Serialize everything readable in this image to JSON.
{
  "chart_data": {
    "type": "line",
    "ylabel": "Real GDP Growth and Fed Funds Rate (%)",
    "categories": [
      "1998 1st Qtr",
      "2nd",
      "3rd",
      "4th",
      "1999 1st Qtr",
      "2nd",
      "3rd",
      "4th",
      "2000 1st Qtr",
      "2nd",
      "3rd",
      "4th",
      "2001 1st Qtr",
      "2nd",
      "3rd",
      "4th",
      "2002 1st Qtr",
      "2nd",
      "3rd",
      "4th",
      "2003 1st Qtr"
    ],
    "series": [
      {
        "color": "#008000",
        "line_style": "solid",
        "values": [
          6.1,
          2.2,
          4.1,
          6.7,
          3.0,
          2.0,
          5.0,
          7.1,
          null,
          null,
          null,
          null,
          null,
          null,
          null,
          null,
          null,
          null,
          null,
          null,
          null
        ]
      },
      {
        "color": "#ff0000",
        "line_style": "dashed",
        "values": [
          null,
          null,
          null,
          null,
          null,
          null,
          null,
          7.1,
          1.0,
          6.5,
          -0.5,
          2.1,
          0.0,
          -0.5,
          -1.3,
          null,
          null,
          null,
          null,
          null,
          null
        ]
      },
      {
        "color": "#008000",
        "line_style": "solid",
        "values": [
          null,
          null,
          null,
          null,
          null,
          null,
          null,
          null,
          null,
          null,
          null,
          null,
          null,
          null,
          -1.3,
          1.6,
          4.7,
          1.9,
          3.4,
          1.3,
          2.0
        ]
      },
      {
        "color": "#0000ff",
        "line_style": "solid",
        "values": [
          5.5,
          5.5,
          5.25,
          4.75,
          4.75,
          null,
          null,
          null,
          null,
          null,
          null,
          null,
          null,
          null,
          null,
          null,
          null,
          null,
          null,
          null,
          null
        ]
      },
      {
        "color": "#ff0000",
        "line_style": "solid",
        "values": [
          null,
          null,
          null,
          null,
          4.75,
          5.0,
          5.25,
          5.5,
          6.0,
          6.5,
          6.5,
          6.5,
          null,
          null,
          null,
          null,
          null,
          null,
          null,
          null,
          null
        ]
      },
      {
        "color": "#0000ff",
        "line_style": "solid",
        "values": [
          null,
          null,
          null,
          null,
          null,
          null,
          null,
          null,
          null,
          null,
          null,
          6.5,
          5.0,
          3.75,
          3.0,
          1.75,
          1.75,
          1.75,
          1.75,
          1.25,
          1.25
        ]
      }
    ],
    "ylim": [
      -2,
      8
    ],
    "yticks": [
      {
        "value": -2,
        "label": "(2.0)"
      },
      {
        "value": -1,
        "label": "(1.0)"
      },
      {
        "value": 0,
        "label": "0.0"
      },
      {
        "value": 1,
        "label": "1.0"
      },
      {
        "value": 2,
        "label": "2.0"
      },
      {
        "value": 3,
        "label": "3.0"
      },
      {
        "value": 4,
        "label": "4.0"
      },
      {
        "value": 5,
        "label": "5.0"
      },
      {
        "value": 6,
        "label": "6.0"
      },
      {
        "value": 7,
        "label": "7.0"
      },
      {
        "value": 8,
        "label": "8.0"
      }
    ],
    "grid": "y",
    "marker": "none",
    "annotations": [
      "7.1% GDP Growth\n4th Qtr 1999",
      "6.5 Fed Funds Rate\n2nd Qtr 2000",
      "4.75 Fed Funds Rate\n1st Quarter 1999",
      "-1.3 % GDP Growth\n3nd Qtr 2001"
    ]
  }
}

● ● ● ● ● ● ●

_What the exercise asks_.
Extract all the material, leaving every line as it is.

_The answer_.
Serialize everything readable in this image to JSON.
{
  "chart_data": {
    "type": "line",
    "ylabel": "Real GDP Growth and Fed Funds Rate (%)",
    "categories": [
      "1998 1st Qtr",
      "2nd",
      "3rd",
      "4th",
      "1999 1st Qtr",
      "2nd",
      "3rd",
      "4th",
      "2000 1st Qtr",
      "2nd",
      "3rd",
      "4th",
      "2001 1st Qtr",
      "2nd",
      "3rd",
      "4th",
      "2002 1st Qtr",
      "2nd",
      "3rd",
      "4th",
      "2003 1st Qtr"
    ],
    "series": [
      {
        "color": "#008000",
        "line_style": "solid",
        "values": [
          6.1,
          2.2,
          4.1,
          6.7,
          3.0,
          2.0,
          5.0,
          7.1,
          null,
          null,
          null,
          null,
          null,
          null,
          null,
          null,
          null,
          null,
          null,
          null,
          null
        ]
      },
      {
        "color": "#ff0000",
        "line_style": "dashed",
        "values": [
          null,
          null,
          null,
          null,
          null,
          null,
          null,
          7.1,
          1.0,
          6.5,
          -0.5,
          2.1,
          0.0,
          -0.5,
          -1.3,
          null,
          null,
          null,
          null,
          null,
          null
        ]
      },
      {
        "color": "#008000",
        "line_style": "solid",
        "values": [
          null,
          null,
          null,
          null,
          null,
          null,
          null,
          null,
          null,
          null,
          null,
          null,
          null,
          null,
          -1.3,
          1.6,
          4.7,
          1.9,
          3.4,
          1.3,
          2.0
        ]
      },
      {
        "color": "#0000ff",
        "line_style": "solid",
        "values": [
          5.5,
          5.5,
          5.25,
          4.75,
          4.75,
          null,
          null,
          null,
          null,
          null,
          null,
          null,
          null,
          null,
          null,
          null,
          null,
          null,
          null,
          null,
          null
        ]
      },
      {
        "color": "#ff0000",
        "line_style": "solid",
        "values": [
          null,
          null,
          null,
          null,
          4.75,
          5.0,
          5.25,
          5.5,
          6.0,
          6.5,
          6.5,
          6.5,
          null,
          null,
          null,
          null,
          null,
          null,
          null,
          null,
          null
        ]
      },
      {
        "color": "#0000ff",
        "line_style": "solid",
        "values": [
          null,
          null,
          null,
          null,
          null,
          null,
          null,
          null,
          null,
          null,
          null,
          6.5,
          5.0,
          3.75,
          3.0,
          1.75,
          1.75,
          1.75,
          1.75,
          1.25,
          1.25
        ]
      }
    ],
    "ylim": [
      -2,
      8
    ],
    "yticks": [
      {
        "value": -2,
        "label": "(2.0)"
      },
      {
        "value": -1,
        "label": "(1.0)"
      },
      {
        "value": 0,
        "label": "0.0"
      },
      {
        "value": 1,
        "label": "1.0"
      },
      {
        "value": 2,
        "label": "2.0"
      },
      {
        "value": 3,
        "label": "3.0"
      },
      {
        "value": 4,
        "label": "4.0"
      },
      {
        "value": 5,
        "label": "5.0"
      },
      {
        "value": 6,
        "label": "6.0"
      },
      {
        "value": 7,
        "label": "7.0"
      },
      {
        "value": 8,
        "label": "8.0"
      }
    ],
    "grid": "y",
    "marker": "none",
    "annotations": [
      "7.1% GDP Growth\n4th Qtr 1999",
      "6.5 Fed Funds Rate\n2nd Qtr 2000",
      "4.75 Fed Funds Rate\n1st Quarter 1999",
      "-1.3 % GDP Growth\n3nd Qtr 2001"
    ]
  }
}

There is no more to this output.